**Problem to solve:** Transcribe the records below exactly as they appear, omitting any pictures.

[BEGIN Data lines]

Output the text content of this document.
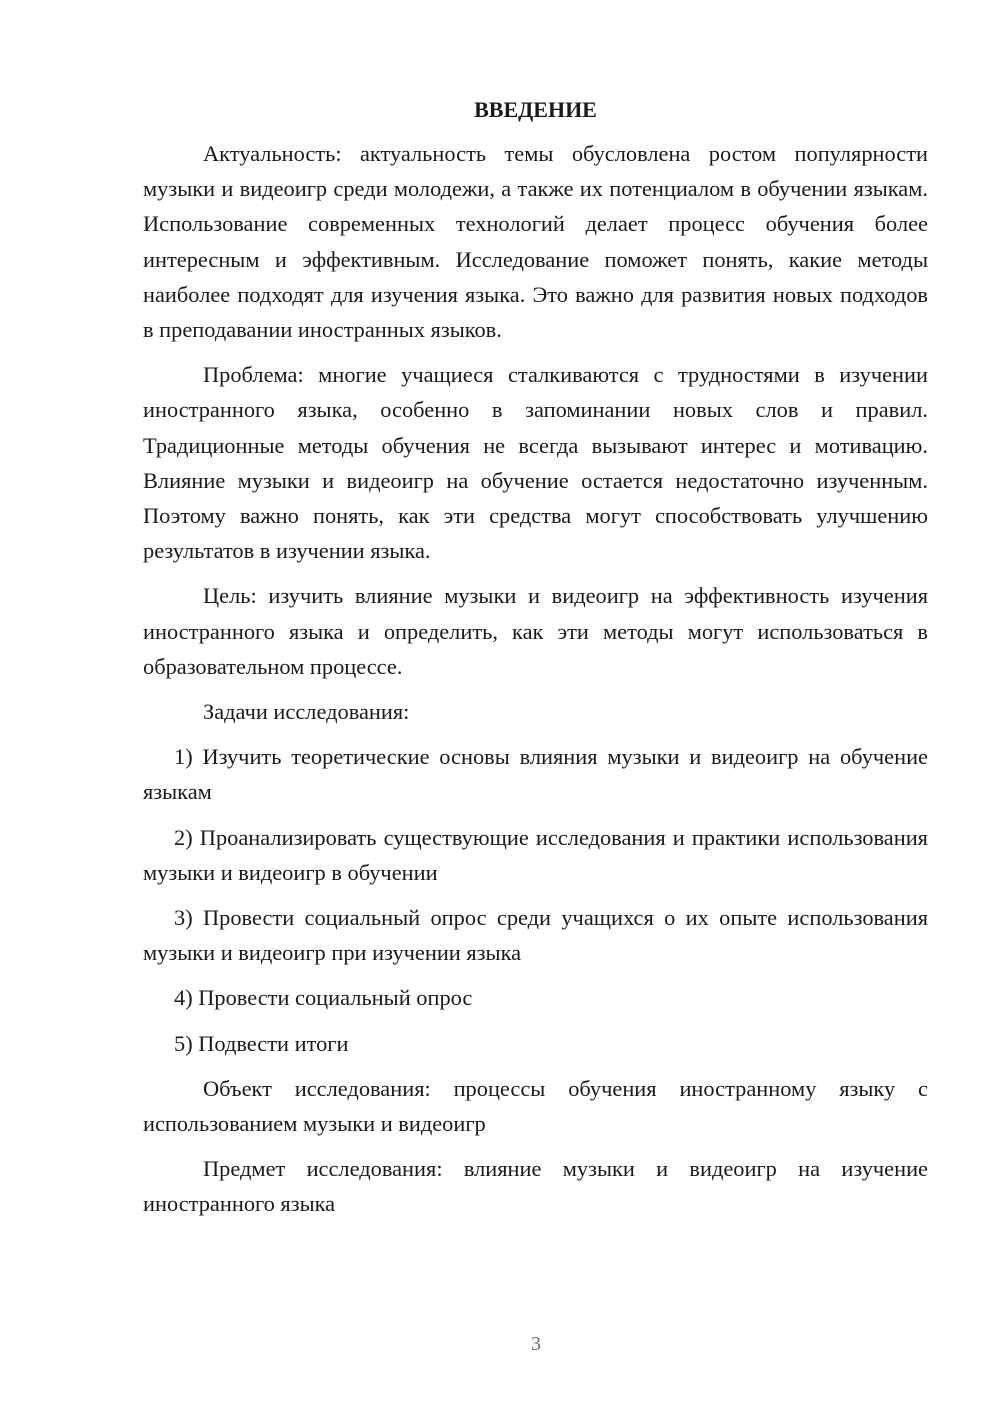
ВВЕДЕНИЕ

Актуальность: актуальность темы обусловлена ростом популярности музыки и видеоигр среди молодежи, а также их потенциалом в обучении языкам. Использование современных технологий делает процесс обучения более интересным и эффективным. Исследование поможет понять, какие методы наиболее подходят для изучения языка. Это важно для развития новых подходов в преподавании иностранных языков.

Проблема: многие учащиеся сталкиваются с трудностями в изучении иностранного языка, особенно в запоминании новых слов и правил. Традиционные методы обучения не всегда вызывают интерес и мотивацию. Влияние музыки и видеоигр на обучение остается недостаточно изученным. Поэтому важно понять, как эти средства могут способствовать улучшению результатов в изучении языка.

Цель: изучить влияние музыки и видеоигр на эффективность изучения иностранного языка и определить, как эти методы могут использоваться в образовательном процессе.

Задачи исследования:

1) Изучить теоретические основы влияния музыки и видеоигр на обучение языкам

2) Проанализировать существующие исследования и практики использования музыки и видеоигр в обучении

3) Провести социальный опрос среди учащихся о их опыте использования музыки и видеоигр при изучении языка

4) Провести социальный опрос

5) Подвести итоги

Объект исследования: процессы обучения иностранному языку с использованием музыки и видеоигр

Предмет исследования: влияние музыки и видеоигр на изучение иностранного языка

3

[END Data lines]

**Output for this task:**
Output the text content of this document.
ВВЕДЕНИЕ

Актуальность: актуальность темы обусловлена ростом популярности музыки и видеоигр среди молодежи, а также их потенциалом в обучении языкам. Использование современных технологий делает процесс обучения более интересным и эффективным. Исследование поможет понять, какие методы наиболее подходят для изучения языка. Это важно для развития новых подходов в преподавании иностранных языков.

Проблема: многие учащиеся сталкиваются с трудностями в изучении иностранного языка, особенно в запоминании новых слов и правил. Традиционные методы обучения не всегда вызывают интерес и мотивацию. Влияние музыки и видеоигр на обучение остается недостаточно изученным. Поэтому важно понять, как эти средства могут способствовать улучшению результатов в изучении языка.

Цель: изучить влияние музыки и видеоигр на эффективность изучения иностранного языка и определить, как эти методы могут использоваться в образовательном процессе.

Задачи исследования:

1) Изучить теоретические основы влияния музыки и видеоигр на обучение языкам

2) Проанализировать существующие исследования и практики использования музыки и видеоигр в обучении

3) Провести социальный опрос среди учащихся о их опыте использования музыки и видеоигр при изучении языка

4) Провести социальный опрос

5) Подвести итоги

Объект исследования: процессы обучения иностранному языку с использованием музыки и видеоигр

Предмет исследования: влияние музыки и видеоигр на изучение иностранного языка

3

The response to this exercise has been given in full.